§ **GIVEN INSTRUCTION**
Copy out all the lines in the records that include the word "Blending".

— start of SUPPLIED DATA —

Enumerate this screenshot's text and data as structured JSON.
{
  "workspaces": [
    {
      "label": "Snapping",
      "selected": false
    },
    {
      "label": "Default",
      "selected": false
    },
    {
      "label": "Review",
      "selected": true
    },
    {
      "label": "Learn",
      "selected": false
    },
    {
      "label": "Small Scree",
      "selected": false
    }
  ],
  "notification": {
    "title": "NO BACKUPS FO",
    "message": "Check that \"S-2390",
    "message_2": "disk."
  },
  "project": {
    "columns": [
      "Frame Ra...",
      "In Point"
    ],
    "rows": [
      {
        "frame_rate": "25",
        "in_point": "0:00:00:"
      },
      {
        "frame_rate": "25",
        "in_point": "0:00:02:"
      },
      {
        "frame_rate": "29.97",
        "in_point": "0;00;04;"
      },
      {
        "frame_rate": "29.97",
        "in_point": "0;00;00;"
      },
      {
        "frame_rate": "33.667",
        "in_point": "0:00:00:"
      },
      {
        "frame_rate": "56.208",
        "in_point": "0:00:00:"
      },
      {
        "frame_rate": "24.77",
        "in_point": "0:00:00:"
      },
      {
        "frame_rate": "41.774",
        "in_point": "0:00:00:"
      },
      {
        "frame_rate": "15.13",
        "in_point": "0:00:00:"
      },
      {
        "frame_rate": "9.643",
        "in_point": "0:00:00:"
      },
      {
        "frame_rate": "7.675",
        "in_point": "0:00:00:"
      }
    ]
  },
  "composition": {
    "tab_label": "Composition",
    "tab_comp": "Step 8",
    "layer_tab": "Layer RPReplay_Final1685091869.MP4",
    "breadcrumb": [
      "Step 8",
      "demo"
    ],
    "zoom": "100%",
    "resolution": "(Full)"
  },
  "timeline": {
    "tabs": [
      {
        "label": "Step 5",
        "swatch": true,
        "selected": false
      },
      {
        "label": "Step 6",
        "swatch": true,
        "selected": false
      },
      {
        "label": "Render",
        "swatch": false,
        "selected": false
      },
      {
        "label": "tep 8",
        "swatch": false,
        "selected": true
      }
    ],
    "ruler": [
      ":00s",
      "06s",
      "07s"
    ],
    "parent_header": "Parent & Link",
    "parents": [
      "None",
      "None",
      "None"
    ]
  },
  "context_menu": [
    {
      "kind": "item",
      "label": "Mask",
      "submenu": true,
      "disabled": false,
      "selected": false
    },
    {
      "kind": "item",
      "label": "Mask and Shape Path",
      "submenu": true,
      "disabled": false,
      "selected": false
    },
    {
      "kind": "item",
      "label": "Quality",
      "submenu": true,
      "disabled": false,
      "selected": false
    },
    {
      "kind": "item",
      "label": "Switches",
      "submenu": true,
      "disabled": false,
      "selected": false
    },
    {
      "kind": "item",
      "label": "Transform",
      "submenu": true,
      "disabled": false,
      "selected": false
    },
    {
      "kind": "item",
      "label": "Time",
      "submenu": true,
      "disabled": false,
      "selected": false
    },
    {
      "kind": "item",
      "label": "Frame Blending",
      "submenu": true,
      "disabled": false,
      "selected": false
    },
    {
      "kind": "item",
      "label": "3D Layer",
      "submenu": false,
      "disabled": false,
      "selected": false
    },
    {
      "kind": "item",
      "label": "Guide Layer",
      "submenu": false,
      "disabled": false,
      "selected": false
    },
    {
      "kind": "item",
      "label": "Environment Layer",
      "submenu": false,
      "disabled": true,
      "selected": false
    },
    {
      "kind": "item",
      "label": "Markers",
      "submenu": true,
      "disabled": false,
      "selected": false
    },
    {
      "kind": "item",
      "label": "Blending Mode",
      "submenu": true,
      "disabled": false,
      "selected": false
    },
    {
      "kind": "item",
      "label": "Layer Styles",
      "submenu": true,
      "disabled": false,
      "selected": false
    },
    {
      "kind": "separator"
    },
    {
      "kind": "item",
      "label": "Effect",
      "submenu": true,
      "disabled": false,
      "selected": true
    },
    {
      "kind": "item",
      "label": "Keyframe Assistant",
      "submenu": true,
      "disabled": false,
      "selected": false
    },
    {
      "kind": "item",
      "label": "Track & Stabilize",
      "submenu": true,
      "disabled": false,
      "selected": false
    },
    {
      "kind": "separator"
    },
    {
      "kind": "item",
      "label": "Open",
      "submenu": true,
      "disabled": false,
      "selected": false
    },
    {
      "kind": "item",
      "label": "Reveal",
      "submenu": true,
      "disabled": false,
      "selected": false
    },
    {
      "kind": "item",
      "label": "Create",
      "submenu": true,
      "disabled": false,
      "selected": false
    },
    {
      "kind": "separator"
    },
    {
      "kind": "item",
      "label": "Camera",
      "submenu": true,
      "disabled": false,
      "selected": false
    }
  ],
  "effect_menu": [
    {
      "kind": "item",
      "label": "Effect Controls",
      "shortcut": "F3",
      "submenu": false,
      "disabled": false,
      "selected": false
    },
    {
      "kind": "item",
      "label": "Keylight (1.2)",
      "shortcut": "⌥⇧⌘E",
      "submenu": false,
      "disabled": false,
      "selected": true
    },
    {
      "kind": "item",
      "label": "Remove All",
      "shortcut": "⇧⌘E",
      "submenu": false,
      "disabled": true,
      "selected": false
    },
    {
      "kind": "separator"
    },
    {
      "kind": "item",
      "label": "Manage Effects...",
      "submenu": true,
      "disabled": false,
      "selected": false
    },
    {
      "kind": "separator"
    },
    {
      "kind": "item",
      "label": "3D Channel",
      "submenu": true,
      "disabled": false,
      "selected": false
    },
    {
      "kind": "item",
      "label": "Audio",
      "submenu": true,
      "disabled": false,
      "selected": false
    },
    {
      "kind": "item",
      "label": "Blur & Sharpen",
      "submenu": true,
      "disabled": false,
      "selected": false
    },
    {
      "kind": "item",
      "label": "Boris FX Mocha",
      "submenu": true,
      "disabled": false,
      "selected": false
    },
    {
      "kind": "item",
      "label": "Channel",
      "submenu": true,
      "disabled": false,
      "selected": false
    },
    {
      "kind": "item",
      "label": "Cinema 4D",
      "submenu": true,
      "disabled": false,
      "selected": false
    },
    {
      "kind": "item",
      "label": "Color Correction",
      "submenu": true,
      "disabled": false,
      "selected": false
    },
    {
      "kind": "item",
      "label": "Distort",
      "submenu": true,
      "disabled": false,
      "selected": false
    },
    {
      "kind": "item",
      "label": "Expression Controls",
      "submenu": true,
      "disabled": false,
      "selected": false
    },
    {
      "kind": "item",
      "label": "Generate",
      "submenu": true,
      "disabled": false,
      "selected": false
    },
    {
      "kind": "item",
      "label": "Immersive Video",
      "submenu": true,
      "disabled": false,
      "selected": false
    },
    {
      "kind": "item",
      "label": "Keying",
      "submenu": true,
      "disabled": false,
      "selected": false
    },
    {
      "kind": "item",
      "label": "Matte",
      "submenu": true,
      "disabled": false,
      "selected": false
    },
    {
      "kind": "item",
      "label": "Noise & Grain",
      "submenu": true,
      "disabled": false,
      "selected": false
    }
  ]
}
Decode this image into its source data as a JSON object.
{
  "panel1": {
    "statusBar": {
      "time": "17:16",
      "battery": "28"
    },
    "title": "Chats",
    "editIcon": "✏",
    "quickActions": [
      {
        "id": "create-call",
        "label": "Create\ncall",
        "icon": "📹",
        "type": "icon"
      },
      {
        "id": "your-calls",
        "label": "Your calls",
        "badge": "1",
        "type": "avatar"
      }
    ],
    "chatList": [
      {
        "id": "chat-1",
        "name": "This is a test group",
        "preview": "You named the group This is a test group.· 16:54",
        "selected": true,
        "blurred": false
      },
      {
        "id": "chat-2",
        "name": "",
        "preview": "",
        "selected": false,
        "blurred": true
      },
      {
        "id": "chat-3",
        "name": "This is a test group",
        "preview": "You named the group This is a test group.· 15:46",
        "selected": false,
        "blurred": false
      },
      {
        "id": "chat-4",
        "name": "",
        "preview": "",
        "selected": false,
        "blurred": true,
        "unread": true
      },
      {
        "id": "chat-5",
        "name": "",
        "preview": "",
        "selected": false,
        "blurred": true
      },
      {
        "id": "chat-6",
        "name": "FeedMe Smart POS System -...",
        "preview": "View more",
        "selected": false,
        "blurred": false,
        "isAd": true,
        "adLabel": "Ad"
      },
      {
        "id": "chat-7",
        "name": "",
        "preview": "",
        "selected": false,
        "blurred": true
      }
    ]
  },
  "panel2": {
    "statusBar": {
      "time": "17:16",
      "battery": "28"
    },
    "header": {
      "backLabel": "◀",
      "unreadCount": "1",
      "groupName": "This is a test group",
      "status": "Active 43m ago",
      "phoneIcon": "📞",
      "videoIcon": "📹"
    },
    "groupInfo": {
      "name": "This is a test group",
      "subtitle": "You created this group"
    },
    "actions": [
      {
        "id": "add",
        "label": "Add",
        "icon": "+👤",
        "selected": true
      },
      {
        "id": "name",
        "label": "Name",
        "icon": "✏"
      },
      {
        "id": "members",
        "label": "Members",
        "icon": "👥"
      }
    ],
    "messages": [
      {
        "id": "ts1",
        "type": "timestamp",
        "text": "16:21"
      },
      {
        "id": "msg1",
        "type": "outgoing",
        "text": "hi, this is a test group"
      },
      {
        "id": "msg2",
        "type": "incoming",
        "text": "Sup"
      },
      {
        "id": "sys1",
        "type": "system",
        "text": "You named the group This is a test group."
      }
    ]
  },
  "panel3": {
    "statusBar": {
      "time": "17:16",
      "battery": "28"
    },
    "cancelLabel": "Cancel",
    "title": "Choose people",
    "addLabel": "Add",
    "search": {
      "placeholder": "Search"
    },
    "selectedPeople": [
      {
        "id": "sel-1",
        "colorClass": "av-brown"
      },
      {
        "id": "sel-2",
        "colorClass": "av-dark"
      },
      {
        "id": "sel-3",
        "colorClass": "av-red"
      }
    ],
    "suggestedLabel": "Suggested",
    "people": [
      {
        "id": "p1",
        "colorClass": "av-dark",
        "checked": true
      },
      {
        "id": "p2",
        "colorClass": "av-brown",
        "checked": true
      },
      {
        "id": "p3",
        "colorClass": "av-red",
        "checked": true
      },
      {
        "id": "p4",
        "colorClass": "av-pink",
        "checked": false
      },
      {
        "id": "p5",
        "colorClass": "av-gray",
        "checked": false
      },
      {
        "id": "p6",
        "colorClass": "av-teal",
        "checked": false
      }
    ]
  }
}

— end of SUPPLIED DATA —

§ **TASK ANSWER**
      "label": "Frame Blending",
      "label": "Blending Mode",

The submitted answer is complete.